What is being asked
Find every line in the records below that contains the word "Ware", and copy each such line.
------ Extracted material ------
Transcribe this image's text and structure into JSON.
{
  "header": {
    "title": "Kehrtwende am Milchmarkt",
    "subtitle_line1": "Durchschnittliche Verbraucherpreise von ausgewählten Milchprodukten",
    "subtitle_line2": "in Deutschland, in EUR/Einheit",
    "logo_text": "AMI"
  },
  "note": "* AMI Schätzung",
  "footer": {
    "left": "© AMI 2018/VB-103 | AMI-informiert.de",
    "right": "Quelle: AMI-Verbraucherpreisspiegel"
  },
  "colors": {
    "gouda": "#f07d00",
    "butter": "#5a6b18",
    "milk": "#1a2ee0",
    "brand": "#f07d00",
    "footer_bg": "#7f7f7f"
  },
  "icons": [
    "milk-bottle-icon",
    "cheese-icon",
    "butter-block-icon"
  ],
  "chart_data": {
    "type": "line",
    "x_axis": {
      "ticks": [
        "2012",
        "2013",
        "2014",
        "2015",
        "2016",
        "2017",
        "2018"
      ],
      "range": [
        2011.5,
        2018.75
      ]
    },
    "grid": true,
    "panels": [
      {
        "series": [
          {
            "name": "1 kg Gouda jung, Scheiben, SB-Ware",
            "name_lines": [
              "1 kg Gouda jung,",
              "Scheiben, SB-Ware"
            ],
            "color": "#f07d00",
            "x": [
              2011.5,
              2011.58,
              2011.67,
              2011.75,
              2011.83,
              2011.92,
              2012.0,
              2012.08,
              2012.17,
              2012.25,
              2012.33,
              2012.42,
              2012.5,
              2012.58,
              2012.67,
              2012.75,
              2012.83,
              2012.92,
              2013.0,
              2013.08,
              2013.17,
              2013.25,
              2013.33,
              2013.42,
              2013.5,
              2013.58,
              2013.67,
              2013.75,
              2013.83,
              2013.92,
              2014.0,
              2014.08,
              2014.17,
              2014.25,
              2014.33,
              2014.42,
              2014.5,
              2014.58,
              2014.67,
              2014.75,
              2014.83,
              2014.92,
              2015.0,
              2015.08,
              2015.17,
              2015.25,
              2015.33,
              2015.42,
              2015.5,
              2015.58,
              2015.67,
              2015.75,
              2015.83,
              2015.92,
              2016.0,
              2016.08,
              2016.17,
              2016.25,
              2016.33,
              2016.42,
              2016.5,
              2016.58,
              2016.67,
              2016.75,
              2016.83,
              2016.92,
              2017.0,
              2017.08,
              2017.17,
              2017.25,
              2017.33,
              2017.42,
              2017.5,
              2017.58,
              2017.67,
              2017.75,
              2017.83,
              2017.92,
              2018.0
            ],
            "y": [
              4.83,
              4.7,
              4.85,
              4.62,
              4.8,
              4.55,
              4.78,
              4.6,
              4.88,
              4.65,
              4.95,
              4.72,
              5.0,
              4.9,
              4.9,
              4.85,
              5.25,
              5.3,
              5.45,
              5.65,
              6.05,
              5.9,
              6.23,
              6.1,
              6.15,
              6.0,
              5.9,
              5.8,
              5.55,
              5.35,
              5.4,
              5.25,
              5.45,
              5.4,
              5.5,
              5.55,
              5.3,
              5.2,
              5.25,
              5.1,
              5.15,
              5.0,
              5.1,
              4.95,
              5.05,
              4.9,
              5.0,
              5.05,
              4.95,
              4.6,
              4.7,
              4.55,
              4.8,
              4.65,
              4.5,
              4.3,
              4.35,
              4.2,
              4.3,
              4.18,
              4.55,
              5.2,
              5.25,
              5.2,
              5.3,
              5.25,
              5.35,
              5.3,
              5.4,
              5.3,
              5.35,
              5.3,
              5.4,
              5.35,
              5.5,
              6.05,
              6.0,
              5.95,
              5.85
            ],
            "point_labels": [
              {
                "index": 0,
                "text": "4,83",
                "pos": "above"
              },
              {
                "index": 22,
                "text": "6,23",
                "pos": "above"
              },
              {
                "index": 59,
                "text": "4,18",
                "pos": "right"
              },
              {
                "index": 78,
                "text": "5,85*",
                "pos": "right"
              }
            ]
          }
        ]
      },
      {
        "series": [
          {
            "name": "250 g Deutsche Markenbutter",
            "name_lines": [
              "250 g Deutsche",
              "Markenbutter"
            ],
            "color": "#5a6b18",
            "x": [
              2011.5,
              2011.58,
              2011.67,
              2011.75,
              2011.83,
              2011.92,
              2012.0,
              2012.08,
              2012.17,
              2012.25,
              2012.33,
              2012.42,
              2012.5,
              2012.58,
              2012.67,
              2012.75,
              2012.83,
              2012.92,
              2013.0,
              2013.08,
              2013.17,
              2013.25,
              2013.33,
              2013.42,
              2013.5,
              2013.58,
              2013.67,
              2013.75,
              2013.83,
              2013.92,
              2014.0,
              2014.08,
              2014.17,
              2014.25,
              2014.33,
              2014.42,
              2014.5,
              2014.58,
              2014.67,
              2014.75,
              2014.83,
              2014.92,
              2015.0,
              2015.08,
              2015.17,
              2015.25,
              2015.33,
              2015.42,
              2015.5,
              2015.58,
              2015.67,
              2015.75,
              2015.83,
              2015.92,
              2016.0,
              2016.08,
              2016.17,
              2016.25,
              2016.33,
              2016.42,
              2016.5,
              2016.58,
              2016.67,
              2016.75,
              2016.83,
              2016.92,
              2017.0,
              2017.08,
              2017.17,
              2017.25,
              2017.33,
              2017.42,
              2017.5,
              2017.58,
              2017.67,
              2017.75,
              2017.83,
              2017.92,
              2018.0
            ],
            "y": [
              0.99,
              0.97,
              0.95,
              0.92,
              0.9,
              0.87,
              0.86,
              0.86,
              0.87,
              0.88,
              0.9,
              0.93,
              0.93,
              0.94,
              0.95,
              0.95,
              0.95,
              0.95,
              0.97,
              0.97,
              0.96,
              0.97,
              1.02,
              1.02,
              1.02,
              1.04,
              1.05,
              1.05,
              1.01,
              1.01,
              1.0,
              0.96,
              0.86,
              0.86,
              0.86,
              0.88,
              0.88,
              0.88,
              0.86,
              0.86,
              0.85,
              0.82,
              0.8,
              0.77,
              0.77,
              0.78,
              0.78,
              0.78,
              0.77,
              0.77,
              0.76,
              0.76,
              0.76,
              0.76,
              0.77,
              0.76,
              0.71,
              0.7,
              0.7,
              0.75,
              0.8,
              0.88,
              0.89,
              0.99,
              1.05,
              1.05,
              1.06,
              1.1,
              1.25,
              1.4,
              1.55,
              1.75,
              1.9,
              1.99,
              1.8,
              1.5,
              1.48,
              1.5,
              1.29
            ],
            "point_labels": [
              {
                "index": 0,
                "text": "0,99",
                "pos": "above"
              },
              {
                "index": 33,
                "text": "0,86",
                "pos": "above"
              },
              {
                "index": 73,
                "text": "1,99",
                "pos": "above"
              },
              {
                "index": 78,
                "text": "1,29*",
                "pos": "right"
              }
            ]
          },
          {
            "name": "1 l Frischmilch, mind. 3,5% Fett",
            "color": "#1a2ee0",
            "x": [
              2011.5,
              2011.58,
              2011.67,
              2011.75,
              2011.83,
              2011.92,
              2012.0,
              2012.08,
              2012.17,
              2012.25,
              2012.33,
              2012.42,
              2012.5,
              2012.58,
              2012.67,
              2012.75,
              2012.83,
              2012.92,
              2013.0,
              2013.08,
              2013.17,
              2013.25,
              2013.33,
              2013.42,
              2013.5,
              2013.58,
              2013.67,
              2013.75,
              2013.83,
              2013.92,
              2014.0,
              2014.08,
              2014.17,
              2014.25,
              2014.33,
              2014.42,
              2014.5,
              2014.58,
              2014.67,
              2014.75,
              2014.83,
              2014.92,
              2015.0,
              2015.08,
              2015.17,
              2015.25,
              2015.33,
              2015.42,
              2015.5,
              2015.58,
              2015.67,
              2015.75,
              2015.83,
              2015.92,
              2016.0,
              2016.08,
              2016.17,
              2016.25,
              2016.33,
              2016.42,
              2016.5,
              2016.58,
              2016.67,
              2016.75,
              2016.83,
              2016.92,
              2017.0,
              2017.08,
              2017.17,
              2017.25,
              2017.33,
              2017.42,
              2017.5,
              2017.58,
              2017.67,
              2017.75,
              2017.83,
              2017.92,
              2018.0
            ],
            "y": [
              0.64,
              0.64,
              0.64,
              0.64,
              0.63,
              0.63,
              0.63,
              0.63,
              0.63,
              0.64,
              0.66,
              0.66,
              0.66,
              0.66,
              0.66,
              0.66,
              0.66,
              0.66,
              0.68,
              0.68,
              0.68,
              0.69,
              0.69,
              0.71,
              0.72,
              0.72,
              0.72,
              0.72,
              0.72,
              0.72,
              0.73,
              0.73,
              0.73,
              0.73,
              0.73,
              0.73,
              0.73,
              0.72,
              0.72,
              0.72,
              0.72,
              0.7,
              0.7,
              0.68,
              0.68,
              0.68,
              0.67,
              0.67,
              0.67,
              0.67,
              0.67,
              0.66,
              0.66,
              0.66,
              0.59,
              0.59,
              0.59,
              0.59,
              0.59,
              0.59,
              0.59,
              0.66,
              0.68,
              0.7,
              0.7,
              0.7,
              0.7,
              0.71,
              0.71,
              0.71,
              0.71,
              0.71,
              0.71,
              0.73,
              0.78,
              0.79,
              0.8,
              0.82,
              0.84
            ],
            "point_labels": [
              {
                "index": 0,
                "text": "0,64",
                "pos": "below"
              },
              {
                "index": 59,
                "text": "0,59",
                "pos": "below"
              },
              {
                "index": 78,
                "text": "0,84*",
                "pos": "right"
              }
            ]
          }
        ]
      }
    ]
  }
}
------
Correct answer
            "name": "1 kg Gouda jung, Scheiben, SB-Ware",
              "Scheiben, SB-Ware"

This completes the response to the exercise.